RECORDS SUPPLIED –
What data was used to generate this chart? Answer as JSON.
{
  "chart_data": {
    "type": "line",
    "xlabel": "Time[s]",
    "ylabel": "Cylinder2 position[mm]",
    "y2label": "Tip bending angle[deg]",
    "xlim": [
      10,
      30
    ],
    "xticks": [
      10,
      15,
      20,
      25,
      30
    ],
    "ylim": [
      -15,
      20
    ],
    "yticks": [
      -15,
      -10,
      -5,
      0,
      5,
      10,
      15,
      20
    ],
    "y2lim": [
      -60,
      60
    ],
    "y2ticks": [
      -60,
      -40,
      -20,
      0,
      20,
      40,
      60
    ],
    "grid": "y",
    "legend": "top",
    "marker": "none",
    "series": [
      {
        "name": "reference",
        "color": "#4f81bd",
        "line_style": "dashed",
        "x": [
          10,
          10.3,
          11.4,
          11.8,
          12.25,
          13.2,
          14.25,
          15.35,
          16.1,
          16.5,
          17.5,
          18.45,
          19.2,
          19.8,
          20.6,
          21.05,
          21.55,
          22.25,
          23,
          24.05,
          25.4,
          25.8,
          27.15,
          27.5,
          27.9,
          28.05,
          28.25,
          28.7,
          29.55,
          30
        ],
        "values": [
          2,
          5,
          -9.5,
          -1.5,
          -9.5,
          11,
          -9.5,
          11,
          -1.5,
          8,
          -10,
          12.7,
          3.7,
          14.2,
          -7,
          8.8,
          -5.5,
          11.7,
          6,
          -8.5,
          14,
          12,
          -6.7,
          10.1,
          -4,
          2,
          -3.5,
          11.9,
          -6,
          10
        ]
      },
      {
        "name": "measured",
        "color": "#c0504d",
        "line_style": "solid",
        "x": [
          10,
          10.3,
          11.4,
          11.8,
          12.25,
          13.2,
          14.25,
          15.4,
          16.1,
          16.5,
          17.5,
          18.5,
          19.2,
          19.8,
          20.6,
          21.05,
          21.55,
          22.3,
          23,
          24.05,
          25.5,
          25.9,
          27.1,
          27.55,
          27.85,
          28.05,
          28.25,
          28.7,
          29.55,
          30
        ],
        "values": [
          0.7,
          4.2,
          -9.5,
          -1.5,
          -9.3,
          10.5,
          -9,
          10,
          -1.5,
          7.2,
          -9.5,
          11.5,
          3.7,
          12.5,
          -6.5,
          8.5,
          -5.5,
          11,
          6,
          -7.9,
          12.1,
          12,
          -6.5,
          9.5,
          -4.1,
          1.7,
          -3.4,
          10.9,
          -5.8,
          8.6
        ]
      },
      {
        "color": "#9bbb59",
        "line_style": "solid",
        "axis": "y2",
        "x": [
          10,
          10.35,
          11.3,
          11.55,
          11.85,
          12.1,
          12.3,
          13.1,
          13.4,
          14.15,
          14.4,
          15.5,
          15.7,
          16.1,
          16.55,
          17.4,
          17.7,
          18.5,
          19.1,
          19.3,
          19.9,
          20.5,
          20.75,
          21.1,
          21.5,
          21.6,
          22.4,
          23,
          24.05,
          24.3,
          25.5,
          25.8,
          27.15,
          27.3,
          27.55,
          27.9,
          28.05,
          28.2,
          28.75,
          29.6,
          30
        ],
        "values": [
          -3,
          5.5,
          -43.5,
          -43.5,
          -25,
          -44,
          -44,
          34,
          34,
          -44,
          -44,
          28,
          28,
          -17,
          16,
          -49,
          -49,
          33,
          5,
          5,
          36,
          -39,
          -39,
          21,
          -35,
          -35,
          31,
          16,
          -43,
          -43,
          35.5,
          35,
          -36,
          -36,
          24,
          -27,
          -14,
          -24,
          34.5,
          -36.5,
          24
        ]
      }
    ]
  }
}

DIRECTION – Quote the data above in full, changing nothing.

WRITTEN RESPONSE –
What data was used to generate this chart? Answer as JSON.
{
  "chart_data": {
    "type": "line",
    "xlabel": "Time[s]",
    "ylabel": "Cylinder2 position[mm]",
    "y2label": "Tip bending angle[deg]",
    "xlim": [
      10,
      30
    ],
    "xticks": [
      10,
      15,
      20,
      25,
      30
    ],
    "ylim": [
      -15,
      20
    ],
    "yticks": [
      -15,
      -10,
      -5,
      0,
      5,
      10,
      15,
      20
    ],
    "y2lim": [
      -60,
      60
    ],
    "y2ticks": [
      -60,
      -40,
      -20,
      0,
      20,
      40,
      60
    ],
    "grid": "y",
    "legend": "top",
    "marker": "none",
    "series": [
      {
        "name": "reference",
        "color": "#4f81bd",
        "line_style": "dashed",
        "x": [
          10,
          10.3,
          11.4,
          11.8,
          12.25,
          13.2,
          14.25,
          15.35,
          16.1,
          16.5,
          17.5,
          18.45,
          19.2,
          19.8,
          20.6,
          21.05,
          21.55,
          22.25,
          23,
          24.05,
          25.4,
          25.8,
          27.15,
          27.5,
          27.9,
          28.05,
          28.25,
          28.7,
          29.55,
          30
        ],
        "values": [
          2,
          5,
          -9.5,
          -1.5,
          -9.5,
          11,
          -9.5,
          11,
          -1.5,
          8,
          -10,
          12.7,
          3.7,
          14.2,
          -7,
          8.8,
          -5.5,
          11.7,
          6,
          -8.5,
          14,
          12,
          -6.7,
          10.1,
          -4,
          2,
          -3.5,
          11.9,
          -6,
          10
        ]
      },
      {
        "name": "measured",
        "color": "#c0504d",
        "line_style": "solid",
        "x": [
          10,
          10.3,
          11.4,
          11.8,
          12.25,
          13.2,
          14.25,
          15.4,
          16.1,
          16.5,
          17.5,
          18.5,
          19.2,
          19.8,
          20.6,
          21.05,
          21.55,
          22.3,
          23,
          24.05,
          25.5,
          25.9,
          27.1,
          27.55,
          27.85,
          28.05,
          28.25,
          28.7,
          29.55,
          30
        ],
        "values": [
          0.7,
          4.2,
          -9.5,
          -1.5,
          -9.3,
          10.5,
          -9,
          10,
          -1.5,
          7.2,
          -9.5,
          11.5,
          3.7,
          12.5,
          -6.5,
          8.5,
          -5.5,
          11,
          6,
          -7.9,
          12.1,
          12,
          -6.5,
          9.5,
          -4.1,
          1.7,
          -3.4,
          10.9,
          -5.8,
          8.6
        ]
      },
      {
        "color": "#9bbb59",
        "line_style": "solid",
        "axis": "y2",
        "x": [
          10,
          10.35,
          11.3,
          11.55,
          11.85,
          12.1,
          12.3,
          13.1,
          13.4,
          14.15,
          14.4,
          15.5,
          15.7,
          16.1,
          16.55,
          17.4,
          17.7,
          18.5,
          19.1,
          19.3,
          19.9,
          20.5,
          20.75,
          21.1,
          21.5,
          21.6,
          22.4,
          23,
          24.05,
          24.3,
          25.5,
          25.8,
          27.15,
          27.3,
          27.55,
          27.9,
          28.05,
          28.2,
          28.75,
          29.6,
          30
        ],
        "values": [
          -3,
          5.5,
          -43.5,
          -43.5,
          -25,
          -44,
          -44,
          34,
          34,
          -44,
          -44,
          28,
          28,
          -17,
          16,
          -49,
          -49,
          33,
          5,
          5,
          36,
          -39,
          -39,
          21,
          -35,
          -35,
          31,
          16,
          -43,
          -43,
          35.5,
          35,
          -36,
          -36,
          24,
          -27,
          -14,
          -24,
          34.5,
          -36.5,
          24
        ]
      }
    ]
  }
}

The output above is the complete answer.